- [MATERIALS PROVIDED]:

_ _ _ _ _

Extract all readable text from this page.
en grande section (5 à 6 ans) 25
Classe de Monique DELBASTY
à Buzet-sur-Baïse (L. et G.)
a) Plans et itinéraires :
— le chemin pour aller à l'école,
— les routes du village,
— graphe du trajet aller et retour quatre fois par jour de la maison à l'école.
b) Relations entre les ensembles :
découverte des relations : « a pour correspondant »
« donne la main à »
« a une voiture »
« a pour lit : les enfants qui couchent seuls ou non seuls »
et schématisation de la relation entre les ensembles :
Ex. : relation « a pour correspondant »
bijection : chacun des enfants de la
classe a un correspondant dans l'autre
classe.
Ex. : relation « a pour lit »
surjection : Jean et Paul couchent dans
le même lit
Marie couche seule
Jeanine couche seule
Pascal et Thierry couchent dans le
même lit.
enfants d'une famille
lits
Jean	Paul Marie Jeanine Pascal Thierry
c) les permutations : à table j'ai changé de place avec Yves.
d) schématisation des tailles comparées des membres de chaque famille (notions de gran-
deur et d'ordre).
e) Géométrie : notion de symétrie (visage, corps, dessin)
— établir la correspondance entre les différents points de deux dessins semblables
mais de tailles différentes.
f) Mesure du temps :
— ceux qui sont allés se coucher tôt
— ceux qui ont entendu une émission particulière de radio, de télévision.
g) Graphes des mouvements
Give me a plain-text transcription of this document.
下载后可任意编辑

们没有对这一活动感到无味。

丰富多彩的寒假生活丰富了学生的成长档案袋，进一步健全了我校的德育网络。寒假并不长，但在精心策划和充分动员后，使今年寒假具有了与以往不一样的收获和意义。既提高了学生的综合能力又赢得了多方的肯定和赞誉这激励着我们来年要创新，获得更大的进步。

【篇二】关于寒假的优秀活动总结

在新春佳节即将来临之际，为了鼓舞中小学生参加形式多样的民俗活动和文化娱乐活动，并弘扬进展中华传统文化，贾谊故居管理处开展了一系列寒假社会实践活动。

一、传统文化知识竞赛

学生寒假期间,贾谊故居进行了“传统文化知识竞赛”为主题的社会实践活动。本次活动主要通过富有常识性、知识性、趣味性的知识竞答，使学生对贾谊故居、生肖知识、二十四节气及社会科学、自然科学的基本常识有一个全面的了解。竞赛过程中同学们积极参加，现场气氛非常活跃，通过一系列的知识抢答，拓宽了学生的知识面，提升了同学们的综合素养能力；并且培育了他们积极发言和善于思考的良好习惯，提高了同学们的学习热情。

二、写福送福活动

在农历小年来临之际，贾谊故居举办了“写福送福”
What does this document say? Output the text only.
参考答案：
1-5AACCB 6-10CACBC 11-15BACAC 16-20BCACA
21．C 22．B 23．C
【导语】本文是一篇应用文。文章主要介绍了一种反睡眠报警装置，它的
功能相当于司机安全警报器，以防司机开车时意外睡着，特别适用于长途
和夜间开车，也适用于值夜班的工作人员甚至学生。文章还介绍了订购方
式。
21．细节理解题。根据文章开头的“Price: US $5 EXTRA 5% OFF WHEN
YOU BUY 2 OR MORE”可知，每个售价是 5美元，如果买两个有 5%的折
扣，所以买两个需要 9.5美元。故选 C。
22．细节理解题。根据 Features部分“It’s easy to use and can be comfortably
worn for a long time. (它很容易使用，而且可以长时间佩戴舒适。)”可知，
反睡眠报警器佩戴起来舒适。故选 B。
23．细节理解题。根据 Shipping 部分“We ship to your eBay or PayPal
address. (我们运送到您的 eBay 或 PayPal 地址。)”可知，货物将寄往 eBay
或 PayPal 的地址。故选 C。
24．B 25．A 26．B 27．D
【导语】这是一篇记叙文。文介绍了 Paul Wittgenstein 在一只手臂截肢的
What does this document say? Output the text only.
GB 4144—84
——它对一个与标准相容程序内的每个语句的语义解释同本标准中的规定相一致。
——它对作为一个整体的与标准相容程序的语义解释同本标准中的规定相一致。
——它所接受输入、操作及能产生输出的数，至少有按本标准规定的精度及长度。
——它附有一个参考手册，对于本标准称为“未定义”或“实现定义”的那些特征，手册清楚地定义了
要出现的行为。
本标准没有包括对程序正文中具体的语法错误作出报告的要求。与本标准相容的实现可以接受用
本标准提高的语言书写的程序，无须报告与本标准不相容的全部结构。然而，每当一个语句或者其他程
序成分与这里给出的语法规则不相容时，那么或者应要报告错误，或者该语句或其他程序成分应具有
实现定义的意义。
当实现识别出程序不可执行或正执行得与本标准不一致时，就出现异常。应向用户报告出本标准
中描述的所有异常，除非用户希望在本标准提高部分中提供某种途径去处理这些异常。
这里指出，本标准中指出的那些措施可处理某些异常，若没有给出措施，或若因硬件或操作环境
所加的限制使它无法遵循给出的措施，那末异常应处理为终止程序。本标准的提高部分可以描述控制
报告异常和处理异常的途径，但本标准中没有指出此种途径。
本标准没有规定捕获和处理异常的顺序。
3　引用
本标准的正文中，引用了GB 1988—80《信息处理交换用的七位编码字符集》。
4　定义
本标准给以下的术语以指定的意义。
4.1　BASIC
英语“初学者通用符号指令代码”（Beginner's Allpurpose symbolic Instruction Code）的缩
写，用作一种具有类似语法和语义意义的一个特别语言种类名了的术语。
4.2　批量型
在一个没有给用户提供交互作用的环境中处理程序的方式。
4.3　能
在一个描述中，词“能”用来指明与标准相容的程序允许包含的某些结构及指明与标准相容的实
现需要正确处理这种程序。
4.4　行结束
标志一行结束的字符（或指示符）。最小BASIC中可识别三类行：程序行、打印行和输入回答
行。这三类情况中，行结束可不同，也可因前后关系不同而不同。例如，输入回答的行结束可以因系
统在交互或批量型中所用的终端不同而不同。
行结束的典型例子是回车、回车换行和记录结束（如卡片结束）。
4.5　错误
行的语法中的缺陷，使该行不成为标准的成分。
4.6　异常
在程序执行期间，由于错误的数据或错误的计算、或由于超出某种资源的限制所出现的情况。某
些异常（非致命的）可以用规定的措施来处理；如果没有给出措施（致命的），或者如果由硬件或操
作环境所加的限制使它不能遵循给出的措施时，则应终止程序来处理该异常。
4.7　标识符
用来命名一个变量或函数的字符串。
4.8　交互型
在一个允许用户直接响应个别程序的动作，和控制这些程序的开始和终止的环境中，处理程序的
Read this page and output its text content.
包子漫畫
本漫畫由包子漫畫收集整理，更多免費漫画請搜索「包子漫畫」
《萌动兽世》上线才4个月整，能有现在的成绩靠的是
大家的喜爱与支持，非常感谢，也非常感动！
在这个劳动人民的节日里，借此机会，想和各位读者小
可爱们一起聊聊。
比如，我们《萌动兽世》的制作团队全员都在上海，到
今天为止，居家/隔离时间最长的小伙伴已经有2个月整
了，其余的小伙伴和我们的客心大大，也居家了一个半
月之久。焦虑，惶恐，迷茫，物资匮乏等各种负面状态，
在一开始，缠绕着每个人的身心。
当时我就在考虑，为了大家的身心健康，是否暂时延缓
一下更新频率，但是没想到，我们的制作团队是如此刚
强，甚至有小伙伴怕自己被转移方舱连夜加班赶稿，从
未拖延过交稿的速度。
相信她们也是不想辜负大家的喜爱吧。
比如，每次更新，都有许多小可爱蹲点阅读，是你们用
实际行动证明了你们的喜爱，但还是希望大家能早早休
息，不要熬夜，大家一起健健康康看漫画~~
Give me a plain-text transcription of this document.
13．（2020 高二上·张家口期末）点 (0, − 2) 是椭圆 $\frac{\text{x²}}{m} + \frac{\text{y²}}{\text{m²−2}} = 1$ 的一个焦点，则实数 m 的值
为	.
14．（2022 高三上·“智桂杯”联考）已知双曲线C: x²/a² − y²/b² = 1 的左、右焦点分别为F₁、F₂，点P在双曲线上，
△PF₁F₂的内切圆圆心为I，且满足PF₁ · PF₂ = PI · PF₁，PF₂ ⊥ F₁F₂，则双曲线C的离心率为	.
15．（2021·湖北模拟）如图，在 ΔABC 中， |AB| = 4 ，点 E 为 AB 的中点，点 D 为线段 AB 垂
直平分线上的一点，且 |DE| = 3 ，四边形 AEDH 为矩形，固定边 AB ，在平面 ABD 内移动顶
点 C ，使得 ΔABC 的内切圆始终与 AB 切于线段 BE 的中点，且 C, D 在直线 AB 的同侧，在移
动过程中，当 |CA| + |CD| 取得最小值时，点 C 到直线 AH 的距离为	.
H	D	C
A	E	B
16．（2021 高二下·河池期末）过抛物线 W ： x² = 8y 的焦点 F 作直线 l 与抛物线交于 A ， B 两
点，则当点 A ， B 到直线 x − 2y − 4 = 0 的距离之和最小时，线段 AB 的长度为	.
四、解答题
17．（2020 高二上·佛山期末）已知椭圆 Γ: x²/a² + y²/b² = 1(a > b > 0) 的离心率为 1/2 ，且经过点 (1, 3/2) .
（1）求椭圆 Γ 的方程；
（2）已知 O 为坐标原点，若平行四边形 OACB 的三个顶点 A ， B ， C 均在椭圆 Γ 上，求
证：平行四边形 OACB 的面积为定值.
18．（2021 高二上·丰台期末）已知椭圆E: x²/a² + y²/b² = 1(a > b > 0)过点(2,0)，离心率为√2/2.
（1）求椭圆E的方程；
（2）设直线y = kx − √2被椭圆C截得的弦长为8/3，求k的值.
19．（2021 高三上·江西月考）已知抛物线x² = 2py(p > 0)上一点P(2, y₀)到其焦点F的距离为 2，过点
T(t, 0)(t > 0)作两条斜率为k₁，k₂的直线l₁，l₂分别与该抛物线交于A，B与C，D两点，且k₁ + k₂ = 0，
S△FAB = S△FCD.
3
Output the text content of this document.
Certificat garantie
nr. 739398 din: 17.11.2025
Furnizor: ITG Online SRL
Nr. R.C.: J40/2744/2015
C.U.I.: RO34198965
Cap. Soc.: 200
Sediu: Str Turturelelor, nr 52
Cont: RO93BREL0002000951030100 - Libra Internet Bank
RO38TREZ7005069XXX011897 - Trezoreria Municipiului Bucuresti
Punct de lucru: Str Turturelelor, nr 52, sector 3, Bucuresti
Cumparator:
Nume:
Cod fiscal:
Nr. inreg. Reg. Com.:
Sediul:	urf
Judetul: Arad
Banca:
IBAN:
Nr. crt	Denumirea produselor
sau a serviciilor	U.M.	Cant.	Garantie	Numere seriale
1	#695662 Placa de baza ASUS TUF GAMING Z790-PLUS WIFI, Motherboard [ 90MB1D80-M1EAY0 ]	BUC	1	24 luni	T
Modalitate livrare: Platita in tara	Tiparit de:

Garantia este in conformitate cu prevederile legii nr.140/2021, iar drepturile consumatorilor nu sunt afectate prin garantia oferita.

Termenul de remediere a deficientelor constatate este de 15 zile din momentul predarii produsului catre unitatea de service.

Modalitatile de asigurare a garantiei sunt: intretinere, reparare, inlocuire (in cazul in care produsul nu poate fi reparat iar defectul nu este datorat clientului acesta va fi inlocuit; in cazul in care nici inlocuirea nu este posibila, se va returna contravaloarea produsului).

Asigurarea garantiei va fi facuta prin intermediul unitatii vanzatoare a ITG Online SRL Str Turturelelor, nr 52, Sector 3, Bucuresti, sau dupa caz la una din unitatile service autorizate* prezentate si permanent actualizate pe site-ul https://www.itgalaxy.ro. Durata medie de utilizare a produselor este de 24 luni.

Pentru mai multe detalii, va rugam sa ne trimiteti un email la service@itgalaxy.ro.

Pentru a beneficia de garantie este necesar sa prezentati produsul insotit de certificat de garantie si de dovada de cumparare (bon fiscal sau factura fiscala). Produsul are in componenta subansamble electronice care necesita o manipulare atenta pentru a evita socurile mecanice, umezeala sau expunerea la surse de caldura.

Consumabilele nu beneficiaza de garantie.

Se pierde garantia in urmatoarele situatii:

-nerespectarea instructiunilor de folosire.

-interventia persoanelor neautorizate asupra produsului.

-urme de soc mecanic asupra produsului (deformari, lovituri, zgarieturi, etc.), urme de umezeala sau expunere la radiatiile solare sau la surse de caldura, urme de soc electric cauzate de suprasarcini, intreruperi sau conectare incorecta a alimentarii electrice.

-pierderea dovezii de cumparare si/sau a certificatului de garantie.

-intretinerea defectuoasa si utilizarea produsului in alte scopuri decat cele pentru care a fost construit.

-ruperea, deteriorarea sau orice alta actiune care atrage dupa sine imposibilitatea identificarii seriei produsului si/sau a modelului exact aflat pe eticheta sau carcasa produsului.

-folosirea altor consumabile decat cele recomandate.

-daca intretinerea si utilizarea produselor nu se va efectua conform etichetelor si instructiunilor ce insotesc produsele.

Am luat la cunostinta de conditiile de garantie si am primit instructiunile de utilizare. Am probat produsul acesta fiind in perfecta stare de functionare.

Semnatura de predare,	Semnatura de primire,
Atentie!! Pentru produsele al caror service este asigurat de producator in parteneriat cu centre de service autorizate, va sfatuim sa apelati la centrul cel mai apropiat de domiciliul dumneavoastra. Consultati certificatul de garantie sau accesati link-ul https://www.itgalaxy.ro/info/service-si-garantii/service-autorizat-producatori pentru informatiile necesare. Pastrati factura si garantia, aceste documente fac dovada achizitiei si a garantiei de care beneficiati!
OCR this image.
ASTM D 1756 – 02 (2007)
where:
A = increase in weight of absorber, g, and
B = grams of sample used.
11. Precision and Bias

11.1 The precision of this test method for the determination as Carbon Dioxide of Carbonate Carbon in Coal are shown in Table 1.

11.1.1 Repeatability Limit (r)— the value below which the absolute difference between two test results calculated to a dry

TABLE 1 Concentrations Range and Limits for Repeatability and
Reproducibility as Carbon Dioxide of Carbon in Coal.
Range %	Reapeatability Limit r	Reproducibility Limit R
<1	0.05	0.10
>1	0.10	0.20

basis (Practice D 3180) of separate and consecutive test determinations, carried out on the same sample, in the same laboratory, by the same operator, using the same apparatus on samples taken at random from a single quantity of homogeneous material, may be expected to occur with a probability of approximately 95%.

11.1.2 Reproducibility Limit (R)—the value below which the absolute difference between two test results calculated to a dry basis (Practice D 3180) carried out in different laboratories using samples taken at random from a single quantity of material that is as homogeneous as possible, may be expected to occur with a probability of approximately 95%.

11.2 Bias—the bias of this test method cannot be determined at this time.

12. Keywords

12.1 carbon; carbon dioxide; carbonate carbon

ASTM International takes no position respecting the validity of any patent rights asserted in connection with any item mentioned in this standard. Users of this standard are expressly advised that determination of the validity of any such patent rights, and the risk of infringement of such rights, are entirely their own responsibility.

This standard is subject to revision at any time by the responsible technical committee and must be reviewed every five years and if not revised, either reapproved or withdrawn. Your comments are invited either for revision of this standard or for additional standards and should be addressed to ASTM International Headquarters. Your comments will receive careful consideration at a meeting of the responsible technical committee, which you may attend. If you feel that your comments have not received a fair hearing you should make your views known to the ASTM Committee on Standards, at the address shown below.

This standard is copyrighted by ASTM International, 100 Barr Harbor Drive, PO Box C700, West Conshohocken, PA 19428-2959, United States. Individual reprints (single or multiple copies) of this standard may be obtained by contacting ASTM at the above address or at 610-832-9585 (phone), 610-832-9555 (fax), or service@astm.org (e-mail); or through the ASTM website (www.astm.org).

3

_ _ _ _ _

- [SET TASK]:
Identify all lines where the word "calculated" shows up. Copy them.

- [OUTPUT OF THE EXERCISE]:
11.1.1 Repeatability Limit (r)— the value below which the absolute difference between two test results calculated to a dry
11.1.2 Reproducibility Limit (R)—the value below which the absolute difference between two test results calculated to a dry basis (Practice D 3180) carried out in different laboratories using samples taken at random from a single quantity of material that is as homogeneous as possible, may be expected to occur with a probability of approximately 95%.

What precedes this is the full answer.